Work required: Pick out each line of the records that includes the string "وعبد", and copy it.

Material:
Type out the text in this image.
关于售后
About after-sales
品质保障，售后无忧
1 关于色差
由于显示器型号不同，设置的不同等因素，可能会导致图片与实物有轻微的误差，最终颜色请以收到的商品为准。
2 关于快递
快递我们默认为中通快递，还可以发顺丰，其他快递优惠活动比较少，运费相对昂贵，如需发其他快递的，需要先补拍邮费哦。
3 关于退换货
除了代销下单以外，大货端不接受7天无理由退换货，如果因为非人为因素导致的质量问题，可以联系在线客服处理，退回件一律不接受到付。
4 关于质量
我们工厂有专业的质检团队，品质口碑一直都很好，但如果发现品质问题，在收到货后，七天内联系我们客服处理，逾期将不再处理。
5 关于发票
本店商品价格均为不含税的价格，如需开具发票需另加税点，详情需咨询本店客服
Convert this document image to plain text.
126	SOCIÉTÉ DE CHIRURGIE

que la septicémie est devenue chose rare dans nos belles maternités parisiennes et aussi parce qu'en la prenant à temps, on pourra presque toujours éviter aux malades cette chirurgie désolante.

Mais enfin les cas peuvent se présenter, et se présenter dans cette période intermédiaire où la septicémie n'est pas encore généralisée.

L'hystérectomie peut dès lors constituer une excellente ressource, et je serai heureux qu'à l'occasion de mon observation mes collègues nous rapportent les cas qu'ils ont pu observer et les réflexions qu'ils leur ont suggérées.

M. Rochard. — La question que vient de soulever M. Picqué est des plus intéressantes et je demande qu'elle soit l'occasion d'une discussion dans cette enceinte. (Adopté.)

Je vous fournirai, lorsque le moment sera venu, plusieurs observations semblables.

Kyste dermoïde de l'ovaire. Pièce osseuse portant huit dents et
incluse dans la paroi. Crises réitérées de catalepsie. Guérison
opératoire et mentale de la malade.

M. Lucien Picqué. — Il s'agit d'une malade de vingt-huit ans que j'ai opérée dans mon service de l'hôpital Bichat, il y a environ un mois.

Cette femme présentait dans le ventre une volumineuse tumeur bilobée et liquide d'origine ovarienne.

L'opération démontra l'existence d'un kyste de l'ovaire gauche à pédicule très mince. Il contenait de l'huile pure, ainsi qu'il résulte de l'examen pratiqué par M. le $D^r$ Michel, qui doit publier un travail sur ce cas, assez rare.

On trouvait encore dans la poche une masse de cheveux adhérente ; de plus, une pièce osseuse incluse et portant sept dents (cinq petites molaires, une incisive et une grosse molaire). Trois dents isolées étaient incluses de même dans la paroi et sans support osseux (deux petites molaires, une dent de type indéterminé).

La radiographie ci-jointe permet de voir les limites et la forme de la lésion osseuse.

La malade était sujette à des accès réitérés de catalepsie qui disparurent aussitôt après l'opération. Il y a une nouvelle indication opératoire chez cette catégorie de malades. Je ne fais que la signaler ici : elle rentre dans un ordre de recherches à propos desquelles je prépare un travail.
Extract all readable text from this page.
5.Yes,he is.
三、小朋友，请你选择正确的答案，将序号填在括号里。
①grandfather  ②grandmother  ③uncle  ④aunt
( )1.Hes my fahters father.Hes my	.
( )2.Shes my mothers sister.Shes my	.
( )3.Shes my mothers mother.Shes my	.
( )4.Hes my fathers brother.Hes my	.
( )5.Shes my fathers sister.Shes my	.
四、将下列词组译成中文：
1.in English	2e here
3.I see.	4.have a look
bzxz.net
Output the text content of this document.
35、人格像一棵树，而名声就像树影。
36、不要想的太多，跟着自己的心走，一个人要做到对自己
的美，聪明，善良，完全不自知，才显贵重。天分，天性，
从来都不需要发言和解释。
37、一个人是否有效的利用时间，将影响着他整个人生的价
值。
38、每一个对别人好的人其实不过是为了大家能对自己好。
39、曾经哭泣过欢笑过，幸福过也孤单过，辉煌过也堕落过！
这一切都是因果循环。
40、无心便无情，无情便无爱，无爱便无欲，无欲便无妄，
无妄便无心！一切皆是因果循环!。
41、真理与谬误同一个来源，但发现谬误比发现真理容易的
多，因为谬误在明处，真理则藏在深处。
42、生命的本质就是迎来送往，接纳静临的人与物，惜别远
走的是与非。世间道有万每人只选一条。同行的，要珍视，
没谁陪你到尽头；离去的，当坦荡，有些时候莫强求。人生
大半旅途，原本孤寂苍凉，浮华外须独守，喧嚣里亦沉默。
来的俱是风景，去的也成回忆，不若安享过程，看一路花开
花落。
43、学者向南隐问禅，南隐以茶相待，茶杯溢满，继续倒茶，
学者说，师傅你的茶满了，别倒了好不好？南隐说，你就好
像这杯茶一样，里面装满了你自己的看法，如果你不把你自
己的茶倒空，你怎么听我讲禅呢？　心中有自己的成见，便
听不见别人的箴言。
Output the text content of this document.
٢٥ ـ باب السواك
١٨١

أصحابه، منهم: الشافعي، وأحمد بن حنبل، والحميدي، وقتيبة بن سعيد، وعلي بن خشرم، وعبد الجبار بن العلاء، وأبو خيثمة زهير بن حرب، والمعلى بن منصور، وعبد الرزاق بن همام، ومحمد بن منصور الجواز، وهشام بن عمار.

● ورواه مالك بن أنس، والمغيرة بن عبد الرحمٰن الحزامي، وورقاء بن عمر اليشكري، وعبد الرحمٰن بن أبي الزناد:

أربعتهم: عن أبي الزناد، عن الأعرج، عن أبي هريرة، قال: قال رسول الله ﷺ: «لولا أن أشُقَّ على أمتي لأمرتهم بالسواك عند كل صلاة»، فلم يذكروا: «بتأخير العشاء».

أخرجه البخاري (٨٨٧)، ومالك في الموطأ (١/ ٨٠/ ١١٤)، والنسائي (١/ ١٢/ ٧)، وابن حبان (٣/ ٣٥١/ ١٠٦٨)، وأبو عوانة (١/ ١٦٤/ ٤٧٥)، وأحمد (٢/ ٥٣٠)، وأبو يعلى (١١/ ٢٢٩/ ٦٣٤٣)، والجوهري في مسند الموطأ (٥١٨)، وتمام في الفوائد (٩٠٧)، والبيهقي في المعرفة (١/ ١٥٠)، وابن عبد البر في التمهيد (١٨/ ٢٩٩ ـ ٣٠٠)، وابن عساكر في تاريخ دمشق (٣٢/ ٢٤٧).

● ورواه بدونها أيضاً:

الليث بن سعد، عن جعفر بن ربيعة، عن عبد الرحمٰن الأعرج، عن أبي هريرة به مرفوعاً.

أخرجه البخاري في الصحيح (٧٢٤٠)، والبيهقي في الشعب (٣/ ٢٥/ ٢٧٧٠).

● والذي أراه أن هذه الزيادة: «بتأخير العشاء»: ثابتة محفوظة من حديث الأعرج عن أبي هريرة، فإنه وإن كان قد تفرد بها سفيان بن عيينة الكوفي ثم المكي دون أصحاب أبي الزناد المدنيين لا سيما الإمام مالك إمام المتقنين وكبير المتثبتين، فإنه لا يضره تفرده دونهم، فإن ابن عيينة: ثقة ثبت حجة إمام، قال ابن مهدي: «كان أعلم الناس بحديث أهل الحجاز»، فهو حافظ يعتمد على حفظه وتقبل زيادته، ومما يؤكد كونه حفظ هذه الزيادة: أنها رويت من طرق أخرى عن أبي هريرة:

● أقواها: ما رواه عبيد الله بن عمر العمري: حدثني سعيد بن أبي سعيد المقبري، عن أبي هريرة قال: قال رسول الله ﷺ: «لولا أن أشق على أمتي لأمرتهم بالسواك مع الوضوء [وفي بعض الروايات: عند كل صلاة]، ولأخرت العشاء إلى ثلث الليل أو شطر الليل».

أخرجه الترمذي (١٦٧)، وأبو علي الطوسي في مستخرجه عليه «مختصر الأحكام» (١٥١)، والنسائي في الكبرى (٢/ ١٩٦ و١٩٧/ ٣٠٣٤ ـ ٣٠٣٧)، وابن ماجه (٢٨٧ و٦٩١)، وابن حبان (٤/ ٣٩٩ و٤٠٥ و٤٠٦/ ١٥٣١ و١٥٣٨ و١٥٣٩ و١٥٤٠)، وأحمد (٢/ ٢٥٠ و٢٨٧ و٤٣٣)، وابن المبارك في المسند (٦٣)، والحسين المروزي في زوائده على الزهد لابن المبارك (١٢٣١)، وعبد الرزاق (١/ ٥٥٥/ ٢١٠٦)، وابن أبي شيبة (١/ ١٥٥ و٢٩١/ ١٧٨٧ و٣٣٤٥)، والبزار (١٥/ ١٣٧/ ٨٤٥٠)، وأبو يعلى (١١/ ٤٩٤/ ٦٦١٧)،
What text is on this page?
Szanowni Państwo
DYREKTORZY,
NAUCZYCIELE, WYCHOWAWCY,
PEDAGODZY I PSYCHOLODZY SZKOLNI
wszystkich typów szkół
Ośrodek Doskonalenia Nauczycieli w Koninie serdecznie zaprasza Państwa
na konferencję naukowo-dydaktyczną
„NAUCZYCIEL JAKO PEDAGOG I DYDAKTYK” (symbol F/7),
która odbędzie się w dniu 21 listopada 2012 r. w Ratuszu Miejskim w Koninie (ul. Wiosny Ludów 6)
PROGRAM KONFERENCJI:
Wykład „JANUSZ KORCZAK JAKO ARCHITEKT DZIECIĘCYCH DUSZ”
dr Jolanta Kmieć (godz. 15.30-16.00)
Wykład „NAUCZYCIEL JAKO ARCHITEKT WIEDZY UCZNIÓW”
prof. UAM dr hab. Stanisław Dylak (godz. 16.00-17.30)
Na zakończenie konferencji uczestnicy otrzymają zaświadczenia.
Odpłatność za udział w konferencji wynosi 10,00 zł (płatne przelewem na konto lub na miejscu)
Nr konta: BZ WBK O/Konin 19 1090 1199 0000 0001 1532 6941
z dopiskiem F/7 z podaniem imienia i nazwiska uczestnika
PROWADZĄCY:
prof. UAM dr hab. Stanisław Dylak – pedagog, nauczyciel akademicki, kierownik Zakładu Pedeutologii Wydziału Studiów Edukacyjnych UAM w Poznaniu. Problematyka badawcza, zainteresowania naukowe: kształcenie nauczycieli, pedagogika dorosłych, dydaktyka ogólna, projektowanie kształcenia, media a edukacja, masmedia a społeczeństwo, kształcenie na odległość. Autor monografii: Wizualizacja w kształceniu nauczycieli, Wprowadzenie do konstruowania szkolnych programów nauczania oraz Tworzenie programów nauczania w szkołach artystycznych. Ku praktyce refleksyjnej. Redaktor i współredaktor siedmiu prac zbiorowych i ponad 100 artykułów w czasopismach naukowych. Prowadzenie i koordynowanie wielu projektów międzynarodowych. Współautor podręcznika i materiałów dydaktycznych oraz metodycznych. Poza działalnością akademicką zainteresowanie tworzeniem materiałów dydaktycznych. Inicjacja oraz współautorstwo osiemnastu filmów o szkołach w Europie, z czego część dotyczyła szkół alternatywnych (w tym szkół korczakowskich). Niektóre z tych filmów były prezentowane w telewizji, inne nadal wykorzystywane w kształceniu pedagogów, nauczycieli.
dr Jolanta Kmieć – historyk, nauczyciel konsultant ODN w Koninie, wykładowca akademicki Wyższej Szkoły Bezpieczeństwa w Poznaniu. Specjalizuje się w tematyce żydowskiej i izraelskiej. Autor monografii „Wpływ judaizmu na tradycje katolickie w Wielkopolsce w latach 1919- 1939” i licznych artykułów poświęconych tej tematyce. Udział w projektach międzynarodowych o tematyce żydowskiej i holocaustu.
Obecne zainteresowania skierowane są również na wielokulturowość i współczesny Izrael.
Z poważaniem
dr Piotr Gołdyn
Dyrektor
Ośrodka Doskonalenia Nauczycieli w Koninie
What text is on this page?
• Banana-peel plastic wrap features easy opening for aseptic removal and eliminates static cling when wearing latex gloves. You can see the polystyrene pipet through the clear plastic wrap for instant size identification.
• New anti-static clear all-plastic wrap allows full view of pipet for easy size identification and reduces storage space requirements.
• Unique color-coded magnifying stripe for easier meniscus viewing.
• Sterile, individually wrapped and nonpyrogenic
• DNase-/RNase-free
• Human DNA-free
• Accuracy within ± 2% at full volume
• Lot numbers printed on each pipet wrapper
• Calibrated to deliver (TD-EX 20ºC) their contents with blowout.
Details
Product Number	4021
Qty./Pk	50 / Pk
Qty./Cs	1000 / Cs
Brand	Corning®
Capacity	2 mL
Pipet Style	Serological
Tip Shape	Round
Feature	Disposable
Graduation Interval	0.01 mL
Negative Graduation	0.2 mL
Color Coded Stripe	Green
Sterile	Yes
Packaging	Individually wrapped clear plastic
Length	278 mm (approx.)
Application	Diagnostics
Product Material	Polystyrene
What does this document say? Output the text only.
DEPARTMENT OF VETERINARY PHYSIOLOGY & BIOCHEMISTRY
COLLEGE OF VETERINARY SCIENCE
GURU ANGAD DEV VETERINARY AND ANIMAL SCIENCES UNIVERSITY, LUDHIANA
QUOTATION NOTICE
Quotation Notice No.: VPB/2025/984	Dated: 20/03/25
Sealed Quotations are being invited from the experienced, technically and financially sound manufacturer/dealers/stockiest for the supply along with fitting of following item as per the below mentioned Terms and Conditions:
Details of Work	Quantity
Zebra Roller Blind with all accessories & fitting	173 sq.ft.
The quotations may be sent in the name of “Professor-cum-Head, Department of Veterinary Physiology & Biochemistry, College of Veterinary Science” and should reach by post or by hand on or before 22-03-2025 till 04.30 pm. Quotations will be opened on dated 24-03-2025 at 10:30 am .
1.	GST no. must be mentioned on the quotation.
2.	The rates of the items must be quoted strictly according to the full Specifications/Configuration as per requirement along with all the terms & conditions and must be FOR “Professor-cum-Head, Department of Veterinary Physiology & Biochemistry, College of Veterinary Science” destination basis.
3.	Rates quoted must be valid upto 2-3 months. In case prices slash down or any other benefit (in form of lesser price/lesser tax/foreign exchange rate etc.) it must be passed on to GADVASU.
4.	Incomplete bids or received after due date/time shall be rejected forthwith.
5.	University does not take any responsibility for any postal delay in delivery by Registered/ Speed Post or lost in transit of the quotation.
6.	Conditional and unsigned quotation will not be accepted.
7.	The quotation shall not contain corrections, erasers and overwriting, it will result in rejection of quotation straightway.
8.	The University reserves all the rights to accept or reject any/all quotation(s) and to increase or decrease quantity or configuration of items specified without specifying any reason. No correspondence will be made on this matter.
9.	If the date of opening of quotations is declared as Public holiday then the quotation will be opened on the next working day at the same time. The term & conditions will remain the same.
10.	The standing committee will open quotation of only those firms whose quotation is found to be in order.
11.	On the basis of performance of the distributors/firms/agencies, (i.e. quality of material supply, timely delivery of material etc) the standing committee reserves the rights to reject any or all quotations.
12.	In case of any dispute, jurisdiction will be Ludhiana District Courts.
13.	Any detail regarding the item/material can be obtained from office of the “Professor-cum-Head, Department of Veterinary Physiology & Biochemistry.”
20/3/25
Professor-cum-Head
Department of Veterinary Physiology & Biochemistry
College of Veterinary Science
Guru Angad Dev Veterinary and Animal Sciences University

Correct output:
أصحابه، منهم: الشافعي، وأحمد بن حنبل، والحميدي، وقتيبة بن سعيد، وعلي بن خشرم، وعبد الجبار بن العلاء، وأبو خيثمة زهير بن حرب، والمعلى بن منصور، وعبد الرزاق بن همام، ومحمد بن منصور الجواز، وهشام بن عمار.
● ورواه مالك بن أنس، والمغيرة بن عبد الرحمٰن الحزامي، وورقاء بن عمر اليشكري، وعبد الرحمٰن بن أبي الزناد:
أخرجه الترمذي (١٦٧)، وأبو علي الطوسي في مستخرجه عليه «مختصر الأحكام» (١٥١)، والنسائي في الكبرى (٢/ ١٩٦ و١٩٧/ ٣٠٣٤ ـ ٣٠٣٧)، وابن ماجه (٢٨٧ و٦٩١)، وابن حبان (٤/ ٣٩٩ و٤٠٥ و٤٠٦/ ١٥٣١ و١٥٣٨ و١٥٣٩ و١٥٤٠)، وأحمد (٢/ ٢٥٠ و٢٨٧ و٤٣٣)، وابن المبارك في المسند (٦٣)، والحسين المروزي في زوائده على الزهد لابن المبارك (١٢٣١)، وعبد الرزاق (١/ ٥٥٥/ ٢١٠٦)، وابن أبي شيبة (١/ ١٥٥ و٢٩١/ ١٧٨٧ و٣٣٤٥)، والبزار (١٥/ ١٣٧/ ٨٤٥٠)، وأبو يعلى (١١/ ٤٩٤/ ٦٦١٧)،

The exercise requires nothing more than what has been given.